Each line containing the word "JSON" must be collected.

[Chart and figure data]
[Begin]
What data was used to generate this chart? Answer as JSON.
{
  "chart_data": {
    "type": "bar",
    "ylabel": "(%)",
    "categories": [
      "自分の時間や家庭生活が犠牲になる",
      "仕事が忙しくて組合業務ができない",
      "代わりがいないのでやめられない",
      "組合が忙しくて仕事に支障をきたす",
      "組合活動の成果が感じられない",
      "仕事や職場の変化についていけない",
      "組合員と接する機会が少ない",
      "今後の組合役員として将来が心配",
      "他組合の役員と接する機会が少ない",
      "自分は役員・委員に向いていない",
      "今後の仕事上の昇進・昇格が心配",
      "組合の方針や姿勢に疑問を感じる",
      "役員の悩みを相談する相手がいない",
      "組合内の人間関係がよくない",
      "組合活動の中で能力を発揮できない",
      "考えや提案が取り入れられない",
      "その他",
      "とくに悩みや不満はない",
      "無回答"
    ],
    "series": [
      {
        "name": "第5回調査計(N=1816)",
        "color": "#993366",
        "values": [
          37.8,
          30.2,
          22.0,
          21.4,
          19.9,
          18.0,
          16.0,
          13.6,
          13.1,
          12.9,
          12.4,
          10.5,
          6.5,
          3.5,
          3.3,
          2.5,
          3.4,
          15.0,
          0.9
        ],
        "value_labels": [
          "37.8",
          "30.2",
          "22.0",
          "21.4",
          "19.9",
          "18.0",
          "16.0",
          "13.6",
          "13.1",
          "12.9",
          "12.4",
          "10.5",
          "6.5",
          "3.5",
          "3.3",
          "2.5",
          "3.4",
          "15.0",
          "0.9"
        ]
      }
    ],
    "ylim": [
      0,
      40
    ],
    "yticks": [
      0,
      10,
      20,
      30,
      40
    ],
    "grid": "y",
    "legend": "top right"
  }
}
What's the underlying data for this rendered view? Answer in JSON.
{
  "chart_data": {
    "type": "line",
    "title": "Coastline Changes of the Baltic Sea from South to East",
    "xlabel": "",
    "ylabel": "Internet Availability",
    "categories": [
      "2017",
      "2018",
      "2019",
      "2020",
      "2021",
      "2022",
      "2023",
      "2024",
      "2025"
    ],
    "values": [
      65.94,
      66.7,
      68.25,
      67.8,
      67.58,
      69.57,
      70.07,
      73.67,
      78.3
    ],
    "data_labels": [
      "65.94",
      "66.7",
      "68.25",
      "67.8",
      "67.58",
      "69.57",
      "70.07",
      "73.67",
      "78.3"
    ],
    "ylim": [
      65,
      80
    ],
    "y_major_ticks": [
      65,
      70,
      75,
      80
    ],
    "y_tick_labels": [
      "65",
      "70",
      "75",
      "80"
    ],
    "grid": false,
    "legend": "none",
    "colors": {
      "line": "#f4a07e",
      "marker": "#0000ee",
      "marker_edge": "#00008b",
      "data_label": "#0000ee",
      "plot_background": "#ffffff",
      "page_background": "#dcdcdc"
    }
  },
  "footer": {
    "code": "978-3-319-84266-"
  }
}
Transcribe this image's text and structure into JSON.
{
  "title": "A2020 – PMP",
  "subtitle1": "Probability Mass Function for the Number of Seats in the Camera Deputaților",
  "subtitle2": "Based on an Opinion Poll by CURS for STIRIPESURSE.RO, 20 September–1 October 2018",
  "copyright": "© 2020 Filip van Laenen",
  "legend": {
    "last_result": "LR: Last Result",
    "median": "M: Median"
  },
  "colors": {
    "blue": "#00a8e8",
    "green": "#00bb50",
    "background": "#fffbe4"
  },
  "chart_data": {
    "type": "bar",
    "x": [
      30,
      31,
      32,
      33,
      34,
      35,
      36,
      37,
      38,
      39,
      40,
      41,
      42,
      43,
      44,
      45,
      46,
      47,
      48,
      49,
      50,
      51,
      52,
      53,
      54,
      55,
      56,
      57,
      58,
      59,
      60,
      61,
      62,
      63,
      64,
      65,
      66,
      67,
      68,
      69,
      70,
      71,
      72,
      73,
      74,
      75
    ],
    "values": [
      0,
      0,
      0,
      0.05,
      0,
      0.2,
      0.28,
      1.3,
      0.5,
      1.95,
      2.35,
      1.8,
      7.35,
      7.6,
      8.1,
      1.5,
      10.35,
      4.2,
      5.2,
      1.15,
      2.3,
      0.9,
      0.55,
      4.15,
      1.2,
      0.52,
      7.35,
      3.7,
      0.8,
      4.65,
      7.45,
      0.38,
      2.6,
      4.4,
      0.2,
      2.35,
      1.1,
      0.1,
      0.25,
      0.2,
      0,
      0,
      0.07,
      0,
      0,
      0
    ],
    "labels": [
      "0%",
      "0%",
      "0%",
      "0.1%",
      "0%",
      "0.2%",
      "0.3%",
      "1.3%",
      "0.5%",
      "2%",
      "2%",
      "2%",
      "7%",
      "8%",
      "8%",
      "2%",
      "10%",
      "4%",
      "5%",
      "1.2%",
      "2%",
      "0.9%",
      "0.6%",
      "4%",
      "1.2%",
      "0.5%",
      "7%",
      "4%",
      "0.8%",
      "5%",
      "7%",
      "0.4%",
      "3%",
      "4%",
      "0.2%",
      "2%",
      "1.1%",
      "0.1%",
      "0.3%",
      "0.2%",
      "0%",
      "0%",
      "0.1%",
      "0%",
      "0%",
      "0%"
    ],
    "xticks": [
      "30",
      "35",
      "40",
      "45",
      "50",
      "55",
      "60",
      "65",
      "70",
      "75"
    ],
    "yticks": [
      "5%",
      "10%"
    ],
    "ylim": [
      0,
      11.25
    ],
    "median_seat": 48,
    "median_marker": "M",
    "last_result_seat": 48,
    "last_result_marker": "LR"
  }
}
[End]
◆ **Answer**
What data was used to generate this chart? Answer as JSON.
What's the underlying data for this rendered view? Answer in JSON.
Transcribe this image's text and structure into JSON.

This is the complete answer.